_Challenge_
Restate, word for word, every line of the data.

_Supplied records_
——————————

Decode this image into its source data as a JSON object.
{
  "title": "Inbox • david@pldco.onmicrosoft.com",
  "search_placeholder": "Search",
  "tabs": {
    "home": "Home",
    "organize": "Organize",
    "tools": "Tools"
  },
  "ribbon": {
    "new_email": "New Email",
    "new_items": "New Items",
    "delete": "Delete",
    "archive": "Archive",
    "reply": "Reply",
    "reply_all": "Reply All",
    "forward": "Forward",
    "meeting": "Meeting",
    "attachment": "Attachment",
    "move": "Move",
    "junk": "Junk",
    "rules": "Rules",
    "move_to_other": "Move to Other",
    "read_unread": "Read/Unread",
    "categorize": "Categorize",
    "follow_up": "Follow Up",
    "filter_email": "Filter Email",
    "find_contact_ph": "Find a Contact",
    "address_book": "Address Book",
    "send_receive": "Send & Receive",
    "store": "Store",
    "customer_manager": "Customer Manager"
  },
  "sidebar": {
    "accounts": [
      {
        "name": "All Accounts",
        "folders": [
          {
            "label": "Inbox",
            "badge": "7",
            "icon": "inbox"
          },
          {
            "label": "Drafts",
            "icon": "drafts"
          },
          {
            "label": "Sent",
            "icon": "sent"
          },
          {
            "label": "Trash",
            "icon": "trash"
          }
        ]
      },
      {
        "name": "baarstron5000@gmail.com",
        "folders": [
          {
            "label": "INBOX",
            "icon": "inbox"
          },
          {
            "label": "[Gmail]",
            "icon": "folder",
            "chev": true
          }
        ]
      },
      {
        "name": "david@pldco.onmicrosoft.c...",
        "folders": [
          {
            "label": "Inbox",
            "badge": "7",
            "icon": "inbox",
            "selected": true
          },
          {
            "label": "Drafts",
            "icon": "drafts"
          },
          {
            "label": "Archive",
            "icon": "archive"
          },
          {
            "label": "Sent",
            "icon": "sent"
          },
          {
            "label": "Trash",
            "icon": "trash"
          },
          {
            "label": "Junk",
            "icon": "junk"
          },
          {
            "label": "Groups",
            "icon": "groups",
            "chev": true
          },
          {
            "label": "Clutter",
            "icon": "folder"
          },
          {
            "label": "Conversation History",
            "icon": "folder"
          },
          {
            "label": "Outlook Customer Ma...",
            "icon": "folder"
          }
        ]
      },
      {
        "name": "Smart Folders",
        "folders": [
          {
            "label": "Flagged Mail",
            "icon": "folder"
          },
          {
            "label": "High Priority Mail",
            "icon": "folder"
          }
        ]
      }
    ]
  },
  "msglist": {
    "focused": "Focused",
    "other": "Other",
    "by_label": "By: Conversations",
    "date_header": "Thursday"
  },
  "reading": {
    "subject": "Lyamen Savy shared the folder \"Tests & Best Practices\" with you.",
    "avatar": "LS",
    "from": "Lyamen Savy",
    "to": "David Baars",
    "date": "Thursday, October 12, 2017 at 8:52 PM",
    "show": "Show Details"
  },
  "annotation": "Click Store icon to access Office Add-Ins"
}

——————————

_Final result_
Decode this image into its source data as a JSON object.
{
  "title": "Inbox • david@pldco.onmicrosoft.com",
  "search_placeholder": "Search",
  "tabs": {
    "home": "Home",
    "organize": "Organize",
    "tools": "Tools"
  },
  "ribbon": {
    "new_email": "New Email",
    "new_items": "New Items",
    "delete": "Delete",
    "archive": "Archive",
    "reply": "Reply",
    "reply_all": "Reply All",
    "forward": "Forward",
    "meeting": "Meeting",
    "attachment": "Attachment",
    "move": "Move",
    "junk": "Junk",
    "rules": "Rules",
    "move_to_other": "Move to Other",
    "read_unread": "Read/Unread",
    "categorize": "Categorize",
    "follow_up": "Follow Up",
    "filter_email": "Filter Email",
    "find_contact_ph": "Find a Contact",
    "address_book": "Address Book",
    "send_receive": "Send & Receive",
    "store": "Store",
    "customer_manager": "Customer Manager"
  },
  "sidebar": {
    "accounts": [
      {
        "name": "All Accounts",
        "folders": [
          {
            "label": "Inbox",
            "badge": "7",
            "icon": "inbox"
          },
          {
            "label": "Drafts",
            "icon": "drafts"
          },
          {
            "label": "Sent",
            "icon": "sent"
          },
          {
            "label": "Trash",
            "icon": "trash"
          }
        ]
      },
      {
        "name": "baarstron5000@gmail.com",
        "folders": [
          {
            "label": "INBOX",
            "icon": "inbox"
          },
          {
            "label": "[Gmail]",
            "icon": "folder",
            "chev": true
          }
        ]
      },
      {
        "name": "david@pldco.onmicrosoft.c...",
        "folders": [
          {
            "label": "Inbox",
            "badge": "7",
            "icon": "inbox",
            "selected": true
          },
          {
            "label": "Drafts",
            "icon": "drafts"
          },
          {
            "label": "Archive",
            "icon": "archive"
          },
          {
            "label": "Sent",
            "icon": "sent"
          },
          {
            "label": "Trash",
            "icon": "trash"
          },
          {
            "label": "Junk",
            "icon": "junk"
          },
          {
            "label": "Groups",
            "icon": "groups",
            "chev": true
          },
          {
            "label": "Clutter",
            "icon": "folder"
          },
          {
            "label": "Conversation History",
            "icon": "folder"
          },
          {
            "label": "Outlook Customer Ma...",
            "icon": "folder"
          }
        ]
      },
      {
        "name": "Smart Folders",
        "folders": [
          {
            "label": "Flagged Mail",
            "icon": "folder"
          },
          {
            "label": "High Priority Mail",
            "icon": "folder"
          }
        ]
      }
    ]
  },
  "msglist": {
    "focused": "Focused",
    "other": "Other",
    "by_label": "By: Conversations",
    "date_header": "Thursday"
  },
  "reading": {
    "subject": "Lyamen Savy shared the folder \"Tests & Best Practices\" with you.",
    "avatar": "LS",
    "from": "Lyamen Savy",
    "to": "David Baars",
    "date": "Thursday, October 12, 2017 at 8:52 PM",
    "show": "Show Details"
  },
  "annotation": "Click Store icon to access Office Add-Ins"
}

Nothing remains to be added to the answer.